Work to be completed: Records follow. Copy every line with "color".

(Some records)
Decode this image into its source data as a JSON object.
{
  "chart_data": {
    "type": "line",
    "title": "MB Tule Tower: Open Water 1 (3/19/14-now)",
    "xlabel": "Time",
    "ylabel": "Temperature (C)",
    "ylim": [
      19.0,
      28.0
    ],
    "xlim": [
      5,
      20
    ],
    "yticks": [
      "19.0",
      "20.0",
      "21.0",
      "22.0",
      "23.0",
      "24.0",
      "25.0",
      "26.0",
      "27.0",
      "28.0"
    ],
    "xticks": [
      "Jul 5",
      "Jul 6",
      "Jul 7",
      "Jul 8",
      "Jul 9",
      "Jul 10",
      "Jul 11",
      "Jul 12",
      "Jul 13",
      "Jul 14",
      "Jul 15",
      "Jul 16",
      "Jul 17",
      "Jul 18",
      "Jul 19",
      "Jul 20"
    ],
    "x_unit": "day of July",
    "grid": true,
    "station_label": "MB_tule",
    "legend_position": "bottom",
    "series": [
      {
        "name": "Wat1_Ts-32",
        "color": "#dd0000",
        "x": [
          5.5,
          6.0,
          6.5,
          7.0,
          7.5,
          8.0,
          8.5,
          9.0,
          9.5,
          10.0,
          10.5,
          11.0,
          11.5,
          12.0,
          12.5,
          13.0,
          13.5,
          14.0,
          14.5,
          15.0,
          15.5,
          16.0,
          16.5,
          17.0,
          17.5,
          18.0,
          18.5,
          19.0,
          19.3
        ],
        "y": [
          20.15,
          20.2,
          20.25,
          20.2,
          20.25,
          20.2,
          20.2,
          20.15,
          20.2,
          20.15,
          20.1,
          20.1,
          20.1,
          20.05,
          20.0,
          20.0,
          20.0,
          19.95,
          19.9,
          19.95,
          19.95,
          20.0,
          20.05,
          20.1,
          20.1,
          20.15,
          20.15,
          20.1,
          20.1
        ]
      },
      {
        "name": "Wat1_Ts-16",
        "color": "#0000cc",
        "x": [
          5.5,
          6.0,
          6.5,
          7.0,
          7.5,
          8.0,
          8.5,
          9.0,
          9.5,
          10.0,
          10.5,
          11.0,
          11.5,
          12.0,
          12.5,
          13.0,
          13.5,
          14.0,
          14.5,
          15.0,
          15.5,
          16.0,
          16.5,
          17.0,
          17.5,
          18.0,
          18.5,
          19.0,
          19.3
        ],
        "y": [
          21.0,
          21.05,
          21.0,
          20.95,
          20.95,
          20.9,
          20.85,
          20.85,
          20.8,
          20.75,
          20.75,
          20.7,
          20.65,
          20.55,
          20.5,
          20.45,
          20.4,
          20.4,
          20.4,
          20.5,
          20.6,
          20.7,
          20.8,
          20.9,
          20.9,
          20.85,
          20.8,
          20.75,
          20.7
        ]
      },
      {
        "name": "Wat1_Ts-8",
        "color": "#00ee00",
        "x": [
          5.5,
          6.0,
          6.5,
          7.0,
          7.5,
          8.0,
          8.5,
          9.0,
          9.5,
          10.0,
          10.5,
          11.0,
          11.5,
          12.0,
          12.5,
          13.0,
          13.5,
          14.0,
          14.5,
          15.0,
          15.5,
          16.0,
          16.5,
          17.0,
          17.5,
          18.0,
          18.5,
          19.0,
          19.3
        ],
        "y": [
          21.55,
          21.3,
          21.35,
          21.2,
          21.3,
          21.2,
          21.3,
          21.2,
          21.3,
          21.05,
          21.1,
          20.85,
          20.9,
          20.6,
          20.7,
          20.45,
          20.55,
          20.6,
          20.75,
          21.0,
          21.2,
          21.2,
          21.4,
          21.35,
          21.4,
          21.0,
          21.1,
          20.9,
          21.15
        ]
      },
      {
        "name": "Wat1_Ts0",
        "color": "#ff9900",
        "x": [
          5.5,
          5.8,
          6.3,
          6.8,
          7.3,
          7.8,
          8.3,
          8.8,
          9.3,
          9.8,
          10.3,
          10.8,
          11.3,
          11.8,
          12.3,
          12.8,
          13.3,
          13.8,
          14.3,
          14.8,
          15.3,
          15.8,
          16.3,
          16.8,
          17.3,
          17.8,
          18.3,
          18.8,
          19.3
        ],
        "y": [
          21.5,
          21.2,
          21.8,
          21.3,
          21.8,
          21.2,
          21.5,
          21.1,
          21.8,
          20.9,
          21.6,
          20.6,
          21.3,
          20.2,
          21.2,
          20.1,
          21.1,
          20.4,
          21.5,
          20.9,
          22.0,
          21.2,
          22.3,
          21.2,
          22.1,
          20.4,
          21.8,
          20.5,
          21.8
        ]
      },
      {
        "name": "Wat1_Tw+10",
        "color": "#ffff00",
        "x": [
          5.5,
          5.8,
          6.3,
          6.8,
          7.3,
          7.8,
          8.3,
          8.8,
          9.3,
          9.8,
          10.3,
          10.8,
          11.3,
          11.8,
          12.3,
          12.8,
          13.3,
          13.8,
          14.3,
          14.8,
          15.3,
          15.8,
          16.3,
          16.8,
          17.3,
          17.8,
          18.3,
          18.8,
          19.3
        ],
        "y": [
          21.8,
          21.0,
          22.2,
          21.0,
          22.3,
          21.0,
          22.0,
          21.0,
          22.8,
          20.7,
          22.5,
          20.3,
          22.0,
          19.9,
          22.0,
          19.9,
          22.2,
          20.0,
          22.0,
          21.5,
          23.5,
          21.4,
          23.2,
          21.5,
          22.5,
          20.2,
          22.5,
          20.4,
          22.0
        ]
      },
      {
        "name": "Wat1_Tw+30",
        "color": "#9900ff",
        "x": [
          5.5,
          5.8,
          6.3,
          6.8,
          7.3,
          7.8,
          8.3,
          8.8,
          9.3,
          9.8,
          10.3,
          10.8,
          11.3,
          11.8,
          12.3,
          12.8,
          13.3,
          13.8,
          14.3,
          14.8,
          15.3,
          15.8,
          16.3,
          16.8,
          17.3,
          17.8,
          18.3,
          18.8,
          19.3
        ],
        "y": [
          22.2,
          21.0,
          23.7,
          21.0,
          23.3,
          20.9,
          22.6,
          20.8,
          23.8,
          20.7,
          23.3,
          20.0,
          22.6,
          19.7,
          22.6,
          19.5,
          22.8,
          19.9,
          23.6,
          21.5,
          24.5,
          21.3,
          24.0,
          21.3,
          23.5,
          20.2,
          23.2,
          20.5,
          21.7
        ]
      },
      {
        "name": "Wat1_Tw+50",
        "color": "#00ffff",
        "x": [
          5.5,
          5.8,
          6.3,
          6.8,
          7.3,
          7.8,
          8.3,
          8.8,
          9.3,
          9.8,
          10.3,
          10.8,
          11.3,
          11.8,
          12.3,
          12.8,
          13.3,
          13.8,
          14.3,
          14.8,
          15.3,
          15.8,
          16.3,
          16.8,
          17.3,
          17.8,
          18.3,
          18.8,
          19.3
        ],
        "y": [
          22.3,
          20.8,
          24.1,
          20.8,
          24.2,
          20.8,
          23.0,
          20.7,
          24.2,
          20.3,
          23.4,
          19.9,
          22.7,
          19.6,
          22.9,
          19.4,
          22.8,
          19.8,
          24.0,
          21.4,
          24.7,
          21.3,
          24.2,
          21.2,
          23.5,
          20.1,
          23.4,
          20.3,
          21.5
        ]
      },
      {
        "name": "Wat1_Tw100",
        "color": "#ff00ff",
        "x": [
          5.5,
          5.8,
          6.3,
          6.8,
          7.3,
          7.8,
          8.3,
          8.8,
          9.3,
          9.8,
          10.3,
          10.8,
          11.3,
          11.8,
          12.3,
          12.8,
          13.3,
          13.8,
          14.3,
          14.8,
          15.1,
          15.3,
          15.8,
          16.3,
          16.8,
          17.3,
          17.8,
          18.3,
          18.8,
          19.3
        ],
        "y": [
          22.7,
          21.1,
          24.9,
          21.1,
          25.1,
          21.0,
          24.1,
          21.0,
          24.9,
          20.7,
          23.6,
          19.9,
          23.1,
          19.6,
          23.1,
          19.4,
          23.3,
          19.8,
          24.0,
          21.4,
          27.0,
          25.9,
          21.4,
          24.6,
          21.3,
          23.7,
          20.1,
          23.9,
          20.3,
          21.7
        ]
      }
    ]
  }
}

Expected answer:
        "color": "#dd0000",
        "color": "#0000cc",
        "color": "#00ee00",
        "color": "#ff9900",
        "color": "#ffff00",
        "color": "#9900ff",
        "color": "#00ffff",
        "color": "#ff00ff",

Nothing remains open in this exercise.